[Request]: Find the word "name" in the material below and gather every line that contains it.

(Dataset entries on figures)
---*---

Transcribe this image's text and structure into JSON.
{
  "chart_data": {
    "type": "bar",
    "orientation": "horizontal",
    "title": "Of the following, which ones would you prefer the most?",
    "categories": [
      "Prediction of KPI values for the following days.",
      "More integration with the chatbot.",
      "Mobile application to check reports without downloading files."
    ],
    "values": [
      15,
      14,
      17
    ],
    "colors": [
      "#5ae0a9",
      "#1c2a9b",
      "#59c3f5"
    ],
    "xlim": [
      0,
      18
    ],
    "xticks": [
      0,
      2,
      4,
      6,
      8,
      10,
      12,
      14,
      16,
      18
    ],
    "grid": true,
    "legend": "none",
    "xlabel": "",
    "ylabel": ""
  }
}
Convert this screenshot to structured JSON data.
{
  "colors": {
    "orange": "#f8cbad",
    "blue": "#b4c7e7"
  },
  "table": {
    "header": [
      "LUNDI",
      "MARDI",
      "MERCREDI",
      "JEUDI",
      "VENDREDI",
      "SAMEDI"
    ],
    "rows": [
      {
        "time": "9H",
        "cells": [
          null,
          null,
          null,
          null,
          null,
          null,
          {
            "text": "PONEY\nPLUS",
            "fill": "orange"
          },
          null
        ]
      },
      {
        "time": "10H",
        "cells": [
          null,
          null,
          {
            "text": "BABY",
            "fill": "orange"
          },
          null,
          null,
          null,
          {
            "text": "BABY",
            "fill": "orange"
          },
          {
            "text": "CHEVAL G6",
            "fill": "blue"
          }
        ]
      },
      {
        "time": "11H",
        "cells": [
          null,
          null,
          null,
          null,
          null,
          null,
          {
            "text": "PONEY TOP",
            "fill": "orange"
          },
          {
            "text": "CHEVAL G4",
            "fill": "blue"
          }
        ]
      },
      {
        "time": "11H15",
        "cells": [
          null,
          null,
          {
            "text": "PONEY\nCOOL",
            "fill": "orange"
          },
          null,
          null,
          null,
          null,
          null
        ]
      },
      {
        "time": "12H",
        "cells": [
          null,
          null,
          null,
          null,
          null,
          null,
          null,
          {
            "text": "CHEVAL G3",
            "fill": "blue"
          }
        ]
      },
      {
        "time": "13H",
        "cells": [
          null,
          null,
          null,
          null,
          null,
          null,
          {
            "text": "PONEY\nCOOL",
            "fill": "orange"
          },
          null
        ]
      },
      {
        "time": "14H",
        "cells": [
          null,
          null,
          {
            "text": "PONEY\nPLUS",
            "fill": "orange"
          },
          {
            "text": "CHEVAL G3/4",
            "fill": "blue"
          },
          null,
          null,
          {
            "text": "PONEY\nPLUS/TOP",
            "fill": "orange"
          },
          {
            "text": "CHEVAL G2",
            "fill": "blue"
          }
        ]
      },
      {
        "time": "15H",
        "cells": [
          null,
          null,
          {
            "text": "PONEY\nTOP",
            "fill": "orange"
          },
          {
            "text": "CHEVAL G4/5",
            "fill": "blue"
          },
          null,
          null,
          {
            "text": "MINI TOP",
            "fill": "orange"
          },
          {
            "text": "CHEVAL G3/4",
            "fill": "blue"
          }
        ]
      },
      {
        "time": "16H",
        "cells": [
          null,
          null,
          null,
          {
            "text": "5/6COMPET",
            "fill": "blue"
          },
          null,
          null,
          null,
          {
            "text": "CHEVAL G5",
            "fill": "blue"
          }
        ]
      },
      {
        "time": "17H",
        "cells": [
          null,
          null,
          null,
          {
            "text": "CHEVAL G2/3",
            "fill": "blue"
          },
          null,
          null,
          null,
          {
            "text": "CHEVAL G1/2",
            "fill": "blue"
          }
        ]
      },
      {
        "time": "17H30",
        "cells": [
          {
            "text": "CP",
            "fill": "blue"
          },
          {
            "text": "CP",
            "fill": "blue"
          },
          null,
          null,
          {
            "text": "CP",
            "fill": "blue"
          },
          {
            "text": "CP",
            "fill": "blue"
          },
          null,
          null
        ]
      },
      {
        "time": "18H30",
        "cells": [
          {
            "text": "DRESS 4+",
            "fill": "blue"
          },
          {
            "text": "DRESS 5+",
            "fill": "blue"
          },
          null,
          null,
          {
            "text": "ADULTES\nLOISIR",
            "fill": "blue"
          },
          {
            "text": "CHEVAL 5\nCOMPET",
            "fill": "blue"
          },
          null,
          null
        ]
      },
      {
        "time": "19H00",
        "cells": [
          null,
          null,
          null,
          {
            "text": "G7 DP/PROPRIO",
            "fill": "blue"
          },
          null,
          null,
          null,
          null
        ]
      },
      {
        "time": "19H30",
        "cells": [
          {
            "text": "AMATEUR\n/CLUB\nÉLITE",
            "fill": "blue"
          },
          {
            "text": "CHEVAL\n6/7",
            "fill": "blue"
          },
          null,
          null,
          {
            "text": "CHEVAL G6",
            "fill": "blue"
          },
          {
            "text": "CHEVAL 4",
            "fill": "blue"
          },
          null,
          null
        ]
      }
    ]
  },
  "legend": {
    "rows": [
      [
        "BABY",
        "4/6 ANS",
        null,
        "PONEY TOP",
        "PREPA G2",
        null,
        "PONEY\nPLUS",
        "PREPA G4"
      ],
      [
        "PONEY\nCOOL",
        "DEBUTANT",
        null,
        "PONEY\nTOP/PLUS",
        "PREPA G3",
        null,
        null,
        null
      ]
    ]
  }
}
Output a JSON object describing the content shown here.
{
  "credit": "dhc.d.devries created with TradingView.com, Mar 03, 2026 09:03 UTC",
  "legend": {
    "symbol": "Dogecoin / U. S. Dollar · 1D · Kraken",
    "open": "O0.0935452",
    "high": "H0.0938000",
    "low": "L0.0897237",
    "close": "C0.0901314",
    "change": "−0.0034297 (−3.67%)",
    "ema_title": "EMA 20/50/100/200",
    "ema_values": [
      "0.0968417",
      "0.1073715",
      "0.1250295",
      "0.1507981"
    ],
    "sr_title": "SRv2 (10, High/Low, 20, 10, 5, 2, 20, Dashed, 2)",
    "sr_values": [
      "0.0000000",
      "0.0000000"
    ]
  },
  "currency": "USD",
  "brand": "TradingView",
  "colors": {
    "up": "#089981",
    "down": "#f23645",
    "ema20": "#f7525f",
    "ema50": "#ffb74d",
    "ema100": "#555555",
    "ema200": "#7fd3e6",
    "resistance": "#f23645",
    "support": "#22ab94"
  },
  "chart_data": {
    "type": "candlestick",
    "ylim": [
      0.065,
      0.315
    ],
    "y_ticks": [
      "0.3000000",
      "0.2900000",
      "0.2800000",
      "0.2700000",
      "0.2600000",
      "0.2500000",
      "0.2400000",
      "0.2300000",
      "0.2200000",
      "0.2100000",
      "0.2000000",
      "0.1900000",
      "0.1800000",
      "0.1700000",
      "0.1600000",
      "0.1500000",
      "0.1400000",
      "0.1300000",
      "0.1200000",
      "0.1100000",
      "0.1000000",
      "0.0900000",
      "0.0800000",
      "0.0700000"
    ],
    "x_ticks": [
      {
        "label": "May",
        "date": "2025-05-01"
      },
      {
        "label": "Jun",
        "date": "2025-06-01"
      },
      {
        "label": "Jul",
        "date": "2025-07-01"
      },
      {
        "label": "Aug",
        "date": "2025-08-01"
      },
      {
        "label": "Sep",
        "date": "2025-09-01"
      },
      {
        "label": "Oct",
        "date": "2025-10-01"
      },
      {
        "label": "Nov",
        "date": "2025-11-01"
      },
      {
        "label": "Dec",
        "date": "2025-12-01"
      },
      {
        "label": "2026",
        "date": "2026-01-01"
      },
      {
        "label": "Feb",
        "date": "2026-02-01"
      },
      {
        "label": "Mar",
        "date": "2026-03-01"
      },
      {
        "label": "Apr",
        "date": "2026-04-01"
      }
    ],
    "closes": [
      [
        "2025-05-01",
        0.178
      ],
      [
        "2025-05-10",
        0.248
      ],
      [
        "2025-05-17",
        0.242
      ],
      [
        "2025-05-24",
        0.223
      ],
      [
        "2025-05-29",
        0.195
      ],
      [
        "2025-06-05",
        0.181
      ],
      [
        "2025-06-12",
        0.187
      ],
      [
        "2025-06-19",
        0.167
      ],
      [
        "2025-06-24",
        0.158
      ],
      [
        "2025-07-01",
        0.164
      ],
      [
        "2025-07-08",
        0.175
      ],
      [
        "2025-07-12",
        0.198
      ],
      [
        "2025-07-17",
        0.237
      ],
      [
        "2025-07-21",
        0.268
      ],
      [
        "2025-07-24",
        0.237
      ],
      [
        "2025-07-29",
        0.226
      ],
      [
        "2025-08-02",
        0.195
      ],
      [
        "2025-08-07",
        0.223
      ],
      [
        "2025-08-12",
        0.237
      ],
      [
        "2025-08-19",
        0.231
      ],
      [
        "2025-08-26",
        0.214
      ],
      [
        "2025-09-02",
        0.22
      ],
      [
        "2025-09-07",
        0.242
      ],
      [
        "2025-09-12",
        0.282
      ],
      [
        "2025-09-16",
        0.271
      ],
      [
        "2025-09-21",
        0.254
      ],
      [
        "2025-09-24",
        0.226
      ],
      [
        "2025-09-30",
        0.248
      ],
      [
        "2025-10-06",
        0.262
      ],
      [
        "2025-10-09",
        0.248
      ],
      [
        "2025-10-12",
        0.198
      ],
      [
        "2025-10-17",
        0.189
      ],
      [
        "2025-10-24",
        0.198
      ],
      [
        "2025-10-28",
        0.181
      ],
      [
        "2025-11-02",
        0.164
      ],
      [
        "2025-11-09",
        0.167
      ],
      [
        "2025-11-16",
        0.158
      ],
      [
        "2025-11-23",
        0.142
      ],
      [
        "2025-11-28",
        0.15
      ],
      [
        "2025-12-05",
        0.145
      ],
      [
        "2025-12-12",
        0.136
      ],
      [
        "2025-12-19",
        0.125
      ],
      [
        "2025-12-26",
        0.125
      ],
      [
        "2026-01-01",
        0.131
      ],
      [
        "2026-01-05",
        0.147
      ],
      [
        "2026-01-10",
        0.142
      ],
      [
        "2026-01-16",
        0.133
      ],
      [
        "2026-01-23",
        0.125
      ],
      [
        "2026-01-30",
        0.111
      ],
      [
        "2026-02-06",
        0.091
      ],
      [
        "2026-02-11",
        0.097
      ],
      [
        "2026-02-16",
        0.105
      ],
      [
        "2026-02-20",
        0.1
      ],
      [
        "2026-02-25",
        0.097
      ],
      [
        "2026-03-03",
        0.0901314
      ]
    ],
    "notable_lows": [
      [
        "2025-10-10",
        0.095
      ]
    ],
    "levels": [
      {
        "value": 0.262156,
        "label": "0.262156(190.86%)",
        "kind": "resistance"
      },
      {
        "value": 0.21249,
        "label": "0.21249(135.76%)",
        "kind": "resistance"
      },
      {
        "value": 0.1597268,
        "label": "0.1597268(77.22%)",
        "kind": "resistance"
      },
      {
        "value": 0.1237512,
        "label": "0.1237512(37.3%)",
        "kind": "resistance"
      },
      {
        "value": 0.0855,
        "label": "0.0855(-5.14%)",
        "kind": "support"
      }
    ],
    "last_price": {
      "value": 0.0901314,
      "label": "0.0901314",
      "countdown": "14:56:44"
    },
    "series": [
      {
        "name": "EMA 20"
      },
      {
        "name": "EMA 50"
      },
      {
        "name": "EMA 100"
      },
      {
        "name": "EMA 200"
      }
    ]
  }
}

---*---

[Result of this task]:
        "name": "EMA 20"
        "name": "EMA 50"
        "name": "EMA 100"
        "name": "EMA 200"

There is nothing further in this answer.